Given instruction – Your task is to copy every line of the entries that contains "грудки".

Available records –
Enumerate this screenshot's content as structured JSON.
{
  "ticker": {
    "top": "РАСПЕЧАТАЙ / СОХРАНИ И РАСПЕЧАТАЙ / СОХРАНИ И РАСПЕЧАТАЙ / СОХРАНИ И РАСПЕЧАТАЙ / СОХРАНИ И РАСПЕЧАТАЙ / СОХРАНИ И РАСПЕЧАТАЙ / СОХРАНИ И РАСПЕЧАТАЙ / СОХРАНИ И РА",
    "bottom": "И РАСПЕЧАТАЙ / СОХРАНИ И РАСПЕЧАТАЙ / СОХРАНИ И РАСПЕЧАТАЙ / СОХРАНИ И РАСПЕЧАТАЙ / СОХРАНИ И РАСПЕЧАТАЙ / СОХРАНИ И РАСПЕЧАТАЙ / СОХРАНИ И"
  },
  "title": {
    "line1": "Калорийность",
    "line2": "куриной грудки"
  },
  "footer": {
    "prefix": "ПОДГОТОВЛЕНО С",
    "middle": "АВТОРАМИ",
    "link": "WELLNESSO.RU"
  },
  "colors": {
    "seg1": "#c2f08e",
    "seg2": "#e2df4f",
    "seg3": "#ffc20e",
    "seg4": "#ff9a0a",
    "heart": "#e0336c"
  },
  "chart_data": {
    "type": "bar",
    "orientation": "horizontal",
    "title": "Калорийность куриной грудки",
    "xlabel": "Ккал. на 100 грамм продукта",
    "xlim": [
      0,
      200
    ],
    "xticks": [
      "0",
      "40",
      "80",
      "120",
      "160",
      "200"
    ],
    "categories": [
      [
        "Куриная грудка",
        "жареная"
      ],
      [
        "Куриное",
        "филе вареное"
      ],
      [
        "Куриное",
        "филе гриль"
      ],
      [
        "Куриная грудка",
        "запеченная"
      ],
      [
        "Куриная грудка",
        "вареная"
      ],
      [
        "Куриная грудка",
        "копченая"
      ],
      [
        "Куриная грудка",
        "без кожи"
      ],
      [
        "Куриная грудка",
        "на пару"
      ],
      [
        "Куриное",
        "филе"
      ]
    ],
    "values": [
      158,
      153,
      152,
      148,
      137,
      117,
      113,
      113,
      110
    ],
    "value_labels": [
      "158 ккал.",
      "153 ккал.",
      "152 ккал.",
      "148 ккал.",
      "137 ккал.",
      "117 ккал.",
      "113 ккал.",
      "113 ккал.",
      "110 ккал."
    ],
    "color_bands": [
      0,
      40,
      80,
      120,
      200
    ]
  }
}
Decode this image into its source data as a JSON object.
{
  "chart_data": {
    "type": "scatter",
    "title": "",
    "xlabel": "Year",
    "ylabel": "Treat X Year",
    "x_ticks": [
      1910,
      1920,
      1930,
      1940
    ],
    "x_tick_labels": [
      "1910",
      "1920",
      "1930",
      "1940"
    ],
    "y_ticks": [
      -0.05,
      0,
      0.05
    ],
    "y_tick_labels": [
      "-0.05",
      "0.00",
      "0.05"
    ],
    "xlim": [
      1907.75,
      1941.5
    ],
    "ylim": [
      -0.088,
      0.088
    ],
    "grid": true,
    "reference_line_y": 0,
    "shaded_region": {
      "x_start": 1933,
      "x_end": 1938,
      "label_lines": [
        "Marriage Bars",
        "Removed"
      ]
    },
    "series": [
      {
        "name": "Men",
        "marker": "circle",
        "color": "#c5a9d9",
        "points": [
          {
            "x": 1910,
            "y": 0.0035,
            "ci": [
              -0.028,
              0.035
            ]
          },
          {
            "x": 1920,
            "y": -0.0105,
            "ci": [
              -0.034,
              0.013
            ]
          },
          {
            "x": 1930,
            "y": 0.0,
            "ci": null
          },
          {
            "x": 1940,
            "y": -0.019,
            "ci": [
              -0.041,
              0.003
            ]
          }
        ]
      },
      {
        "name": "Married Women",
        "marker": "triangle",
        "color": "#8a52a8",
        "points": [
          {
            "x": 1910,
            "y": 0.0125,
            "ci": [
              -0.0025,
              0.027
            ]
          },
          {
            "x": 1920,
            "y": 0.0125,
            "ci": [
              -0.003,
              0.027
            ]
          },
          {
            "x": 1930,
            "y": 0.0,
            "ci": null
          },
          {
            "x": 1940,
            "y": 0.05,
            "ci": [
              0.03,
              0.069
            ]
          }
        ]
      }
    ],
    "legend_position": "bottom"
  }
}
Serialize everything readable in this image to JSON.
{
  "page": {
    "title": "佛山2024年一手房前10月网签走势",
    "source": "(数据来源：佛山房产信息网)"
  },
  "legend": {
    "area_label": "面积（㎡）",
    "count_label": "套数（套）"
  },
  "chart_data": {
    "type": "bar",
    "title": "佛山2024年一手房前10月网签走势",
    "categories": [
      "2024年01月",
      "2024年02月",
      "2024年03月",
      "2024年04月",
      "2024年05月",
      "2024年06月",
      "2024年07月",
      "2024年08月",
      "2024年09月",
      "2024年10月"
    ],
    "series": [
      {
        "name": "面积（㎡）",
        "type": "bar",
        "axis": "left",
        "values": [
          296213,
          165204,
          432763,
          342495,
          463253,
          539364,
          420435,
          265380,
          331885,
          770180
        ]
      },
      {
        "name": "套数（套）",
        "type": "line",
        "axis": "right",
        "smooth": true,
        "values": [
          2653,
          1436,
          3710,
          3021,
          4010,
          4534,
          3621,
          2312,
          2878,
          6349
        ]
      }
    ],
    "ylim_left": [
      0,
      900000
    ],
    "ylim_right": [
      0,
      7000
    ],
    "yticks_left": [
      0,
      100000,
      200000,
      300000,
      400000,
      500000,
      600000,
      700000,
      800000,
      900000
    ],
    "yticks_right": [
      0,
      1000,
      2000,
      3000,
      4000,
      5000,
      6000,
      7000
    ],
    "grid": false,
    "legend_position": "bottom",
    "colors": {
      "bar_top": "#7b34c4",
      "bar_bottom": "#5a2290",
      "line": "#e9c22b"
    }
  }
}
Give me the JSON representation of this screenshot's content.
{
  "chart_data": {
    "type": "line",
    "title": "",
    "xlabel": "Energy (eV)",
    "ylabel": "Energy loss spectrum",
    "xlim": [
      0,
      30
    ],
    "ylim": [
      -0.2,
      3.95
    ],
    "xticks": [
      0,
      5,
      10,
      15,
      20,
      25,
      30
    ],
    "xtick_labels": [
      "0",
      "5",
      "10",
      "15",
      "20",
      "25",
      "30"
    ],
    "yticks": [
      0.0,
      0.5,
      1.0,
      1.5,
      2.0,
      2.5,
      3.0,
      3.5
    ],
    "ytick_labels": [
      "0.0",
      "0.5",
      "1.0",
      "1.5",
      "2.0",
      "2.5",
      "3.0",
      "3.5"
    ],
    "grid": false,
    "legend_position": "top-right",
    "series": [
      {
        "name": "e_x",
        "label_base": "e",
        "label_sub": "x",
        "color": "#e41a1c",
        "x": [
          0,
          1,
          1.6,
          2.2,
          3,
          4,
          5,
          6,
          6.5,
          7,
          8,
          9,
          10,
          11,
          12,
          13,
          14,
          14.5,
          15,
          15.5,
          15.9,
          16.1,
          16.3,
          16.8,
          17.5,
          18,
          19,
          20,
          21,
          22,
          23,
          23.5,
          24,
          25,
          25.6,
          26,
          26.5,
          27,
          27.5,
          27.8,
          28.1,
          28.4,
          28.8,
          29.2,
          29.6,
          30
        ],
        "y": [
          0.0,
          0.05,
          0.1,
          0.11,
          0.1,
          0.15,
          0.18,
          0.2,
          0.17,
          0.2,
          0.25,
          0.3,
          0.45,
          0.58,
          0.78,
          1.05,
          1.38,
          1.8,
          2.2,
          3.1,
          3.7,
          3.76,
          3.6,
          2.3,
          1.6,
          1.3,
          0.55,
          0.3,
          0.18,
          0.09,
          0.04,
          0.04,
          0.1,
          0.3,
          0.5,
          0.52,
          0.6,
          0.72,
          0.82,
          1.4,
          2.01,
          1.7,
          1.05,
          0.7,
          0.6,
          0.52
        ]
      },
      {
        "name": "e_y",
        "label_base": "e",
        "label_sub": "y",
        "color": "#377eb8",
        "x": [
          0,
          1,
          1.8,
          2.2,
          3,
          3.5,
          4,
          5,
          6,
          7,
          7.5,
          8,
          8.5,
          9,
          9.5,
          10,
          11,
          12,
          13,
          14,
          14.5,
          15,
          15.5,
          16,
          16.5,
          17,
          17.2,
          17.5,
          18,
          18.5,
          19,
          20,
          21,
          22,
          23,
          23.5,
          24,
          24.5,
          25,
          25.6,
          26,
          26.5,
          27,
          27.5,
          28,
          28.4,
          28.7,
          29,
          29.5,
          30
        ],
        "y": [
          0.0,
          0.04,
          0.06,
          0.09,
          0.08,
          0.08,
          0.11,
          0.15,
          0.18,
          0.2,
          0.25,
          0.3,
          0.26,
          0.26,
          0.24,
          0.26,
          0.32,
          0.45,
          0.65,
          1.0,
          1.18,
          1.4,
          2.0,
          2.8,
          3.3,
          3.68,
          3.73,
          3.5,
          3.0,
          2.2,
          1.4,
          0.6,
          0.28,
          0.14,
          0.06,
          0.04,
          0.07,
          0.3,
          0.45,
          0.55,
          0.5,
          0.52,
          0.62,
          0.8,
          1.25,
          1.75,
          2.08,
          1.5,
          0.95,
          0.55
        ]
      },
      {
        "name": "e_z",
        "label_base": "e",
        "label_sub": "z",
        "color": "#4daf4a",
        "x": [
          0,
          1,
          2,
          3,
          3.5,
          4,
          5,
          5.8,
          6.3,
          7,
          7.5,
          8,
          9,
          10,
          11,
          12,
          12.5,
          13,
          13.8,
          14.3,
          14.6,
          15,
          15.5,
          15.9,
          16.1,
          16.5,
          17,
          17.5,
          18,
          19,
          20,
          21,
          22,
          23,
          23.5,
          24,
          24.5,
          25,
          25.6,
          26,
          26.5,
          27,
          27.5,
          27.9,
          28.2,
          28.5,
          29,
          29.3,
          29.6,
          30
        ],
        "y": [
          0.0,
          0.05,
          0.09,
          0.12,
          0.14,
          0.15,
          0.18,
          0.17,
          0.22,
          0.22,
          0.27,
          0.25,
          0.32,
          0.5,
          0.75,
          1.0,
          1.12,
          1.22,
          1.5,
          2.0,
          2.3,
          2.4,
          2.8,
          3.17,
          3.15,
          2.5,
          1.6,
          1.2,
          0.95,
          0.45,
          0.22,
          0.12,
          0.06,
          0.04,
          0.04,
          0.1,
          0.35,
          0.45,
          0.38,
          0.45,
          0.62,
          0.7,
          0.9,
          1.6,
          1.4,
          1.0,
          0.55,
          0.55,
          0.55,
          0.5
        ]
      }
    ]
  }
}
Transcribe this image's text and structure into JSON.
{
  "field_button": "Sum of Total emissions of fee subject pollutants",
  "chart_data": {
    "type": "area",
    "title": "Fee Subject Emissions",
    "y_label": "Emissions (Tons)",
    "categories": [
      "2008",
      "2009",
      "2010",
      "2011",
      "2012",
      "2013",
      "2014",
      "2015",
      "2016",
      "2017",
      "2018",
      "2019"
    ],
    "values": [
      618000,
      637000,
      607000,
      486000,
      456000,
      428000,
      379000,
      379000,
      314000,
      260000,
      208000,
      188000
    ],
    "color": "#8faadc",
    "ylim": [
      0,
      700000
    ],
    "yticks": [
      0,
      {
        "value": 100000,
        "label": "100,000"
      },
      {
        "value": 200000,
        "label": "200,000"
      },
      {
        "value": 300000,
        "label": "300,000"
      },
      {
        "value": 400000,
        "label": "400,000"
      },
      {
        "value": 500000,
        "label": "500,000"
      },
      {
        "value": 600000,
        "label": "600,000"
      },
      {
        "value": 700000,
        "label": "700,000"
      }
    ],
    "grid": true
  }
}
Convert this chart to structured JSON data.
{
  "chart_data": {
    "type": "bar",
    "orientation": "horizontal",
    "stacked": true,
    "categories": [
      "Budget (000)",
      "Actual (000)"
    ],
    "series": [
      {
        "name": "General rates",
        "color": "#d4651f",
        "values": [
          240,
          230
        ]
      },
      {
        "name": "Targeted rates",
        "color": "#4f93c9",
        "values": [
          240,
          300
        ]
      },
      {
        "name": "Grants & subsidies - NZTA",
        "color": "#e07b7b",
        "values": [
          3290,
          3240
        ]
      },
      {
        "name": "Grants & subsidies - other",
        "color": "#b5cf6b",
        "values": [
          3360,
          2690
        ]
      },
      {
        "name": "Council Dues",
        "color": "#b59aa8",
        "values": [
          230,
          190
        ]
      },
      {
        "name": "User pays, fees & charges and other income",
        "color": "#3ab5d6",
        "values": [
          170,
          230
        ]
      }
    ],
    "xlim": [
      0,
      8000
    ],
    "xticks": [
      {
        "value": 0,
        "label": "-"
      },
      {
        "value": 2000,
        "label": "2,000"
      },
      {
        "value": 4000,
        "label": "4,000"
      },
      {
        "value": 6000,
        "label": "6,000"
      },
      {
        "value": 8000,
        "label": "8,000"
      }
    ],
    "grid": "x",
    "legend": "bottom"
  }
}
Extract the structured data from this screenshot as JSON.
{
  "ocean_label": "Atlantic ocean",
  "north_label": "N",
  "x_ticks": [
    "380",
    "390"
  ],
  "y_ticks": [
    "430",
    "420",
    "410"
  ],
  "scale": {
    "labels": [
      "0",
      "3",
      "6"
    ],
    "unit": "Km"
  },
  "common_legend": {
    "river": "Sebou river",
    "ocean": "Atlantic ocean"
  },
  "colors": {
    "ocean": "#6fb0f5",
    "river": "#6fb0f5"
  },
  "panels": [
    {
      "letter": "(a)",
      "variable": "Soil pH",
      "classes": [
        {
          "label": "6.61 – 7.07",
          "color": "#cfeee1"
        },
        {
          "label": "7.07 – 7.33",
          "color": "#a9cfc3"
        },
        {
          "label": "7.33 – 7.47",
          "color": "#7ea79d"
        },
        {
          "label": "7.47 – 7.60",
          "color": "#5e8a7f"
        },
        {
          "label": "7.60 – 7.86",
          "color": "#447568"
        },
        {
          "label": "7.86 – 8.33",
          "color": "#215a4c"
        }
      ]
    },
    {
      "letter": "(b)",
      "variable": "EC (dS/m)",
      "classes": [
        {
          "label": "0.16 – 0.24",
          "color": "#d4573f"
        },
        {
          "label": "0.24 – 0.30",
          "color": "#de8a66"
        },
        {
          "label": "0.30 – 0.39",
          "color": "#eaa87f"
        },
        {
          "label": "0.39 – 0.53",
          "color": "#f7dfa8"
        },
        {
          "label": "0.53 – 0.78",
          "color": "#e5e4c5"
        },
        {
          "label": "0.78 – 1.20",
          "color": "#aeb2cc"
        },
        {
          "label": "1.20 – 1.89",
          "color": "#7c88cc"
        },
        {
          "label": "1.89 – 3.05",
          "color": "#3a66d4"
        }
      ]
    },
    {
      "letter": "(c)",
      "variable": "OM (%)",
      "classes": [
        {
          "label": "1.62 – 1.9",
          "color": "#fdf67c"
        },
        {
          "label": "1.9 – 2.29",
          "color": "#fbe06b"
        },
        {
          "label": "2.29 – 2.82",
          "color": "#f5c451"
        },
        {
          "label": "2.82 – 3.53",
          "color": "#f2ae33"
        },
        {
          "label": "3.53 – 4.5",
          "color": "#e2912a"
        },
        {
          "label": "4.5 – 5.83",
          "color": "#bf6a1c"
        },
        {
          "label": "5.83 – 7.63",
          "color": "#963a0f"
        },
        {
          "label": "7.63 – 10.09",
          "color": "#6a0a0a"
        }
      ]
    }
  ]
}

Worked solution –
    "line2": "куриной грудки"
    "title": "Калорийность куриной грудки",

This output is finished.